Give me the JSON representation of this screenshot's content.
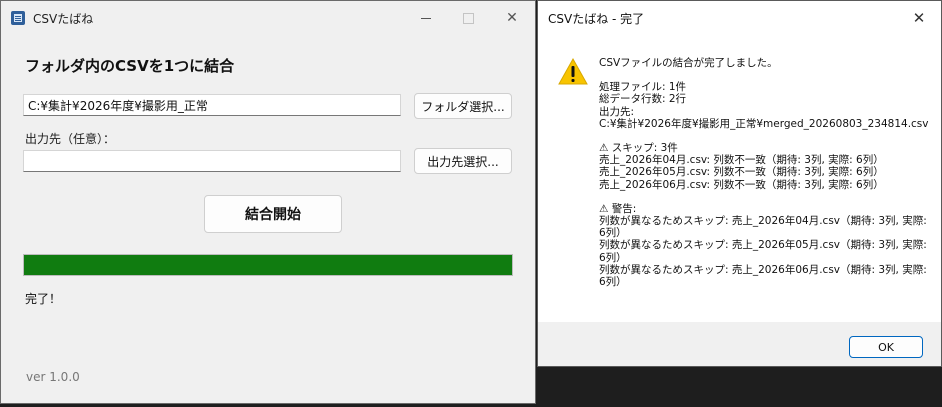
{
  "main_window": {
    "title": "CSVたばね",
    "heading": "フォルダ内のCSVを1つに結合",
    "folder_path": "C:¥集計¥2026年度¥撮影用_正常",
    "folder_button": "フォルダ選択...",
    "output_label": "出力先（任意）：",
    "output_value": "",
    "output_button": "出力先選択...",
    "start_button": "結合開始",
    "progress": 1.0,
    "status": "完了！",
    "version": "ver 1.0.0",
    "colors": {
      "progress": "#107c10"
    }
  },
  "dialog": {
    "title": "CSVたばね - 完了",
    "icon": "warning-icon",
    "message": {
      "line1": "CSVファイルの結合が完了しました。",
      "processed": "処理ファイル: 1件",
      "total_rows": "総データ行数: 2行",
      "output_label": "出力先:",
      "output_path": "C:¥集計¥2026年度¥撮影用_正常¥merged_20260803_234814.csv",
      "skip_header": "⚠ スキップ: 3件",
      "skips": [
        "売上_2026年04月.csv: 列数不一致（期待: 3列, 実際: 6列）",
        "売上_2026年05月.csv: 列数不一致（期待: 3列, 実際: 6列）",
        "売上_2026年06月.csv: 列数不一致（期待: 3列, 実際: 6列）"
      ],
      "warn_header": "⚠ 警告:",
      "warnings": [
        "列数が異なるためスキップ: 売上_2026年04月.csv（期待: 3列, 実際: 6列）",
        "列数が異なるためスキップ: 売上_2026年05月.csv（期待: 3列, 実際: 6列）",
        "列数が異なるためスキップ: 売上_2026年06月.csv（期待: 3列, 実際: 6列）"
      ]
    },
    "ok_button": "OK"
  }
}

-*-

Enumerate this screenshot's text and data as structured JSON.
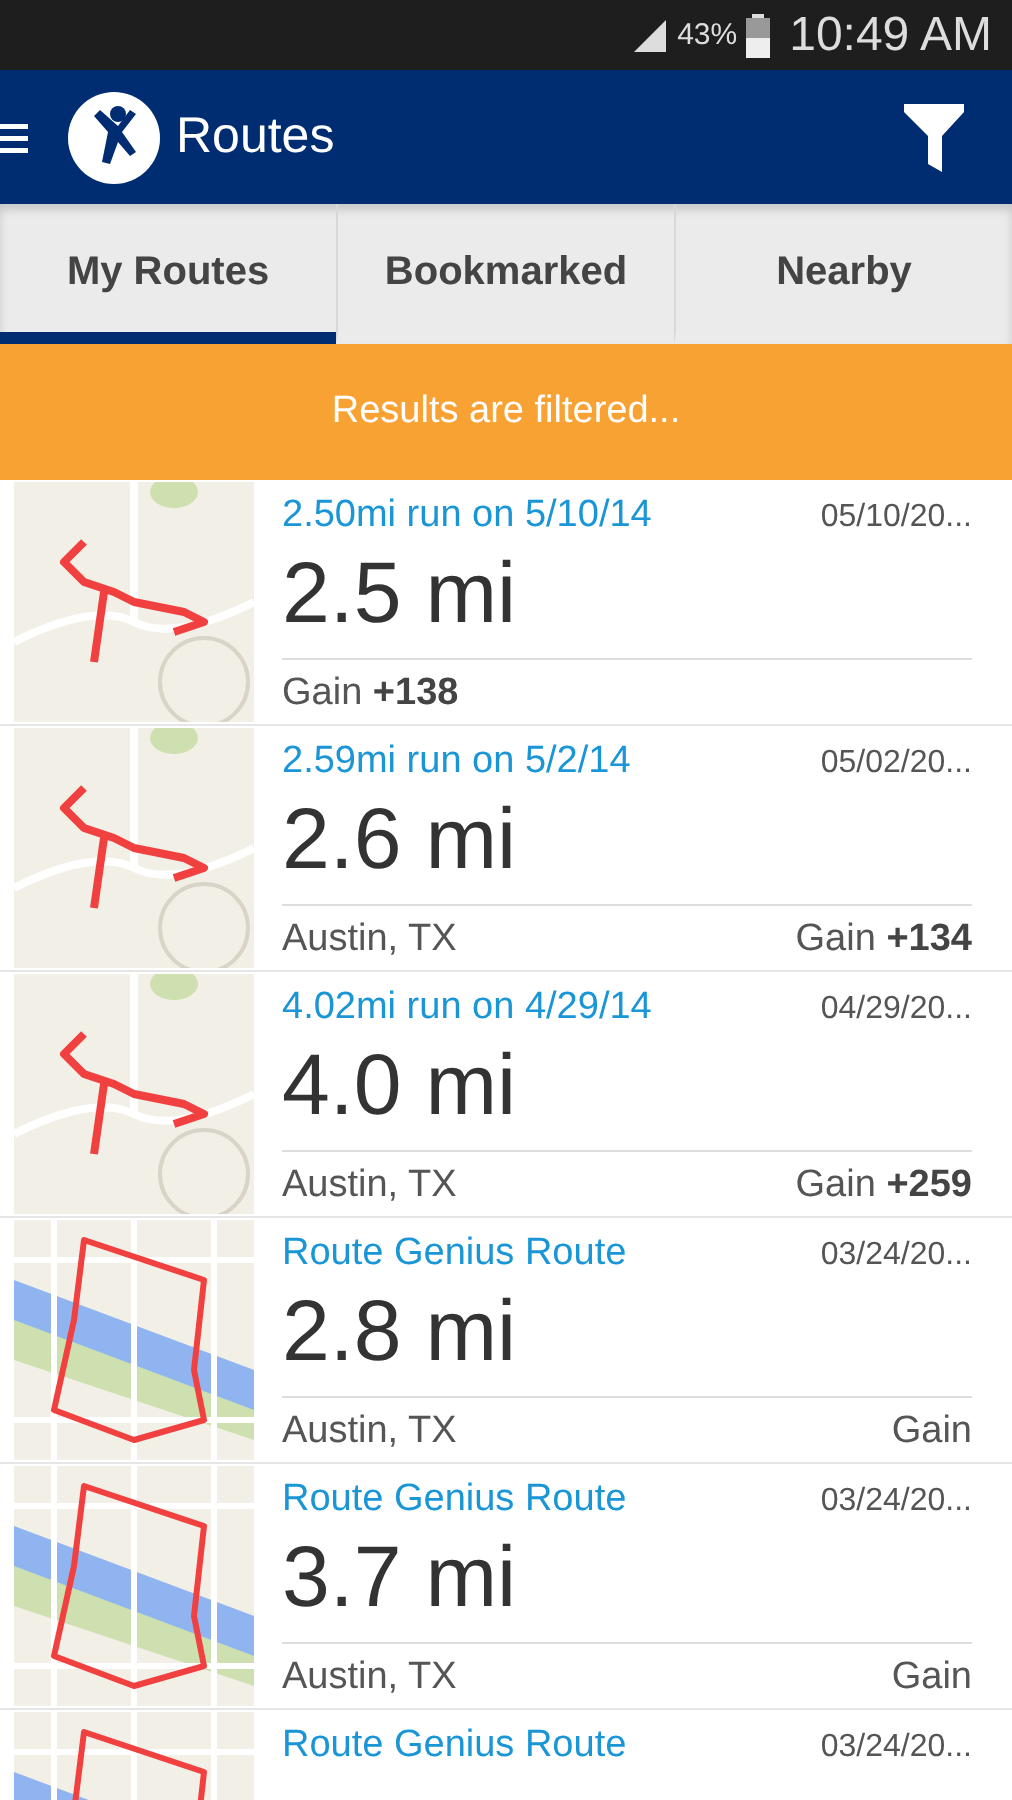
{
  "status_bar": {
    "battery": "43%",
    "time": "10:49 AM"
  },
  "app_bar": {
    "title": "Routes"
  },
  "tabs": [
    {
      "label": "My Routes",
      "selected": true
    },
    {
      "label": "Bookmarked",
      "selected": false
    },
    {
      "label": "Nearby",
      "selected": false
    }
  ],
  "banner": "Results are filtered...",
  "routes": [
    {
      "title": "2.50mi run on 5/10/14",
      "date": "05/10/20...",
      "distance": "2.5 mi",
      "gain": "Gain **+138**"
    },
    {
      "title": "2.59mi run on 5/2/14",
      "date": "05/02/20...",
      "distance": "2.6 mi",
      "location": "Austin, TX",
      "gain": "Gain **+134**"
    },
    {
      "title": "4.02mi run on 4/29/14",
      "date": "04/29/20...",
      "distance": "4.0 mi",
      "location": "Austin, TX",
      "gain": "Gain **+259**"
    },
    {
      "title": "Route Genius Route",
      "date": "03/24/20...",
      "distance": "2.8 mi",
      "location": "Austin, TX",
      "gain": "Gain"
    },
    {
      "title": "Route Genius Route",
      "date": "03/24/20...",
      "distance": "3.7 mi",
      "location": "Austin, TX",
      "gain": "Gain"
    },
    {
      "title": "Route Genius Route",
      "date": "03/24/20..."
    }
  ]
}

-*-

STATED PROBLEM: Say, as a single number and nothing more, how many lines of the entries contain the word "date".

TASK RESPONSE: 6